Passage to read ::
····················

6
votes

I use C++ since a long time, and now I'm starting to learn assembly and learn how processors work (not just for fun, but I have to as a part of a test program). While learning assembly, I started hearing some of the terms that I hear here and there when discussing multithreading, given that I do lots of multithreading in scientific computing. I'm struggling to get the full picture, and I'd appreciate helping me to widen my picture.

I learned that a bus, in its simplest form, is something like a multiplexer followed by a demultiplexer. Each of the ends takes an address as input, in order to connect the two ends with some external component. The two ends can, based on the address, point to memory, graphics card, RAM, CPU registers, or anything else.

Now getting to my question: I keep hearing people arguing on whether to use a mutex or an atomic for thread safety (I know there's no ultimate answer, this is not what my question is, but my question is about the comparison). Here for example, the claim was made that atomics are so bad that they will prevent a processor from doing a decent job because of bus-locking.

Could someone please explain what bus-locking is, in a little detail, and why it is not like mutexes, while AFAIK, mutexes need at least two atomic operations to lock and unlock.

····················

Provided records ::

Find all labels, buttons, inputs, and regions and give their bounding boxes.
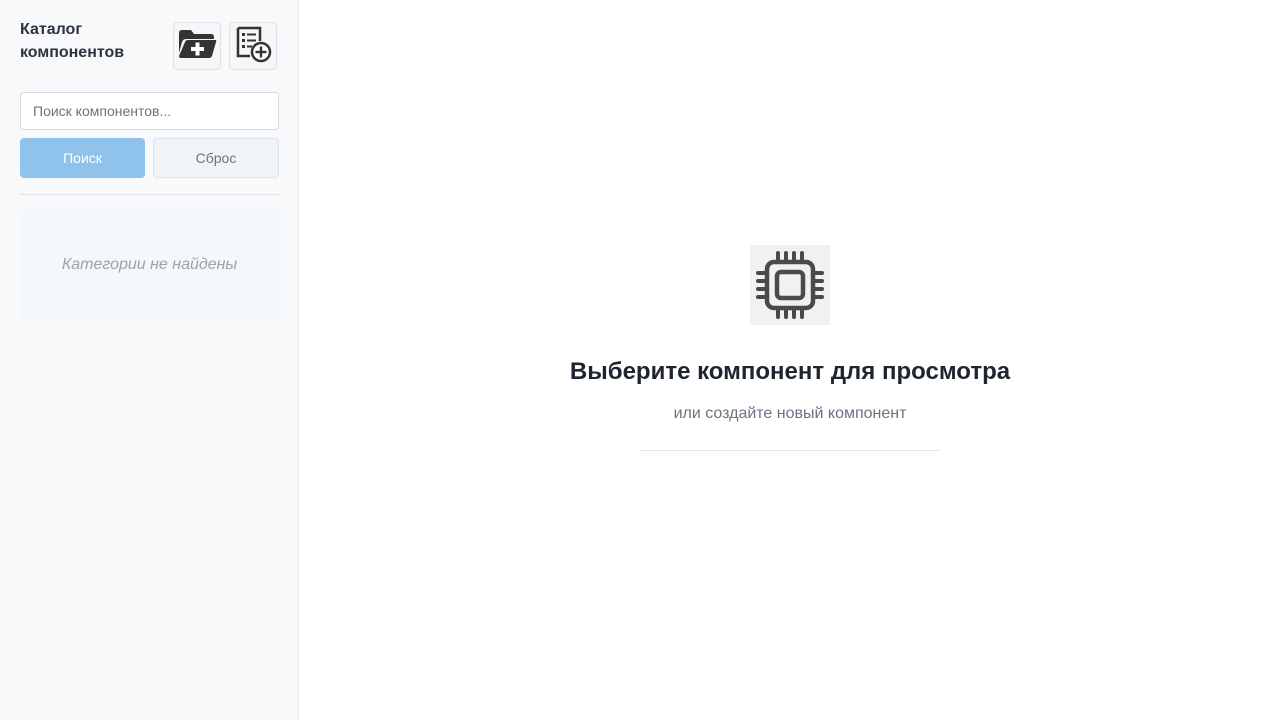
document-plus-icon: [234, 25, 272, 68]
sidebar-divider: [20, 194, 279, 195]
search-input[interactable]: [20, 92, 279, 130]
page-title: Выберите компонент для просмотра: [569, 358, 1011, 385]
add-category-button[interactable]: [173, 22, 221, 70]
main-divider: [640, 450, 940, 451]
sidebar-title: Каталог компонентов: [20, 21, 125, 61]
reset-button[interactable]: Сброс: [153, 138, 279, 178]
categories-empty-state: Категории не найдены: [20, 210, 279, 320]
add-component-button[interactable]: [229, 22, 277, 70]
empty-message: Категории не найдены: [61, 256, 238, 273]
sidebar: Каталог компонентов Поиск компонентов...…: [0, 0, 299, 720]
page-subtitle: или создайте новый компонент: [673, 405, 907, 422]
main-panel: Выберите компонент для просмотра или соз…: [300, 0, 1280, 720]
chip-icon: [750, 245, 830, 325]
search-button[interactable]: Поиск: [20, 138, 145, 178]
folder-plus-icon: [177, 27, 217, 66]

····················

Task list ::
a – Answer these questions using the forum post about bus-locking:
(i) Which programming language has the writer used for a long time?
(ii) In its simplest form, what does the writer say a bus is like?
(iii) According to the writer's understanding, how many atomic operations does a mutex need, at minimum, to lock and unlock?
b – Carry on the forum post about bus-locking, starting right after its final sentence.
The items can be left aside; nothing here depends on them.

Answers provided ::
a –
(i) C++
(ii) A multiplexer followed by a demultiplexer
(iii) At least two

b –
3
Bus-locking happens for atomic read-modify-write operations only. A mutex needs to perform an RMW, too, in order to acquire the lock, so it doesn't prevent bus locking. Bus locking refers to the locking of the memory bus, so no other process can access memory (perhaps only at the location or cache line in question) while the bus is locked. In x86 it's effected by the LOCK prefix (which is implied for a memory-XCHG).Kerrek SB
(Other architectures may not be able to lock the bus and perform RMW operations in a loop.)Kerrek SB
@kerrek I don't think that information is up-to-date. The bus (which doesn't even exist any more on modern Intel CPUs) is only used if cheaper cache locks, etc aren't possible (writes straddling cache lines etc). It should be an exceedingly rare event.Voo

3 Answers

6
votes

From Intel® 64 and IA-32 Architectures Software Developer’s Manual:

Beginning with the P6 family processors, when the LOCK prefix is prefixed to an instruction and the memory area being accessed is cached internally in the processor, the LOCK# signal is generally not asserted. Instead, only the processor’s cache is locked. Here, the processor’s cache coherency mechanism ensures that the operation is carried out atomically with regards to memory.

There are special non-temporal store instructions to bypass the cache. All other loads and stores normally go through the cache, unless the memory page is marked as non-cacheable (like GPU or PCIe device memory).

5
votes

"I learned that a bus, in its simplest form, is something like a multiplexer followed by a demultiplexer. Each of the ends"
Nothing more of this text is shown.